Exactly repeat the material, dropping only the pictures.

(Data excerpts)
··········

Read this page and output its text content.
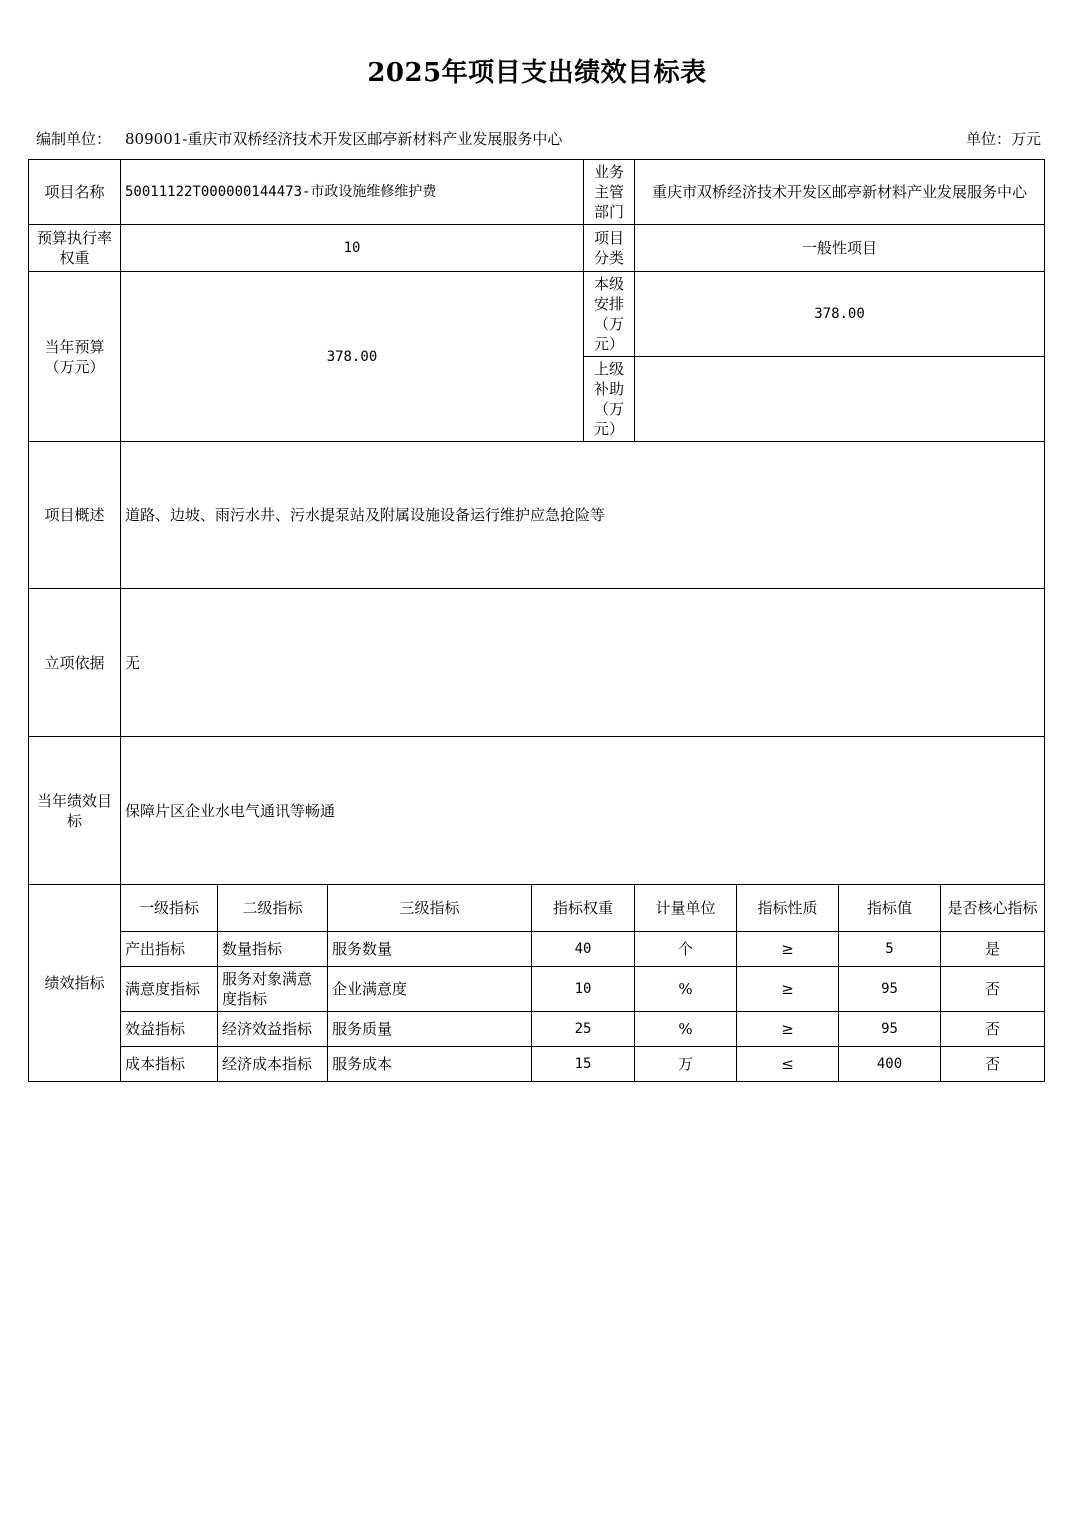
2025年项目支出绩效目标表
编制单位： 809001-重庆市双桥经济技术开发区邮亭新材料产业发展服务中心	单位：万元
项目名称	50011122T000000144473-市政设施维修维护费				业务主管部门	重庆市双桥经济技术开发区邮亭新材料产业发展服务中心			
预算执行率权重	10				项目分类	一般性项目			
当年预算（万元）	378.00				本级安排（万元）	378.00			
					上级补助（万元）				
项目概述	道路、边坡、雨污水井、污水提泵站及附属设施设备运行维护应急抢险等								
立项依据	无								
当年绩效目标	保障片区企业水电气通讯等畅通								
绩效指标	一级指标	二级指标	三级指标	指标权重		计量单位	指标性质	指标值	是否核心指标
	产出指标	数量指标	服务数量	40		个	≥	5	是
	满意度指标	服务对象满意度指标	企业满意度	10		%	≥	95	否
	效益指标	经济效益指标	服务质量	25		%	≥	95	否
	成本指标	经济成本指标	服务成本	15		万	≤	400	否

··········

- _Answer to the task_:
Read this page and output its text content.
2025年项目支出绩效目标表
编制单位： 809001-重庆市双桥经济技术开发区邮亭新材料产业发展服务中心	单位：万元
项目名称	50011122T000000144473-市政设施维修维护费				业务主管部门	重庆市双桥经济技术开发区邮亭新材料产业发展服务中心			
预算执行率权重	10				项目分类	一般性项目			
当年预算（万元）	378.00				本级安排（万元）	378.00			
					上级补助（万元）				
项目概述	道路、边坡、雨污水井、污水提泵站及附属设施设备运行维护应急抢险等								
立项依据	无								
当年绩效目标	保障片区企业水电气通讯等畅通								
绩效指标	一级指标	二级指标	三级指标	指标权重		计量单位	指标性质	指标值	是否核心指标
	产出指标	数量指标	服务数量	40		个	≥	5	是
	满意度指标	服务对象满意度指标	企业满意度	10		%	≥	95	否
	效益指标	经济效益指标	服务质量	25		%	≥	95	否
	成本指标	经济成本指标	服务成本	15		万	≤	400	否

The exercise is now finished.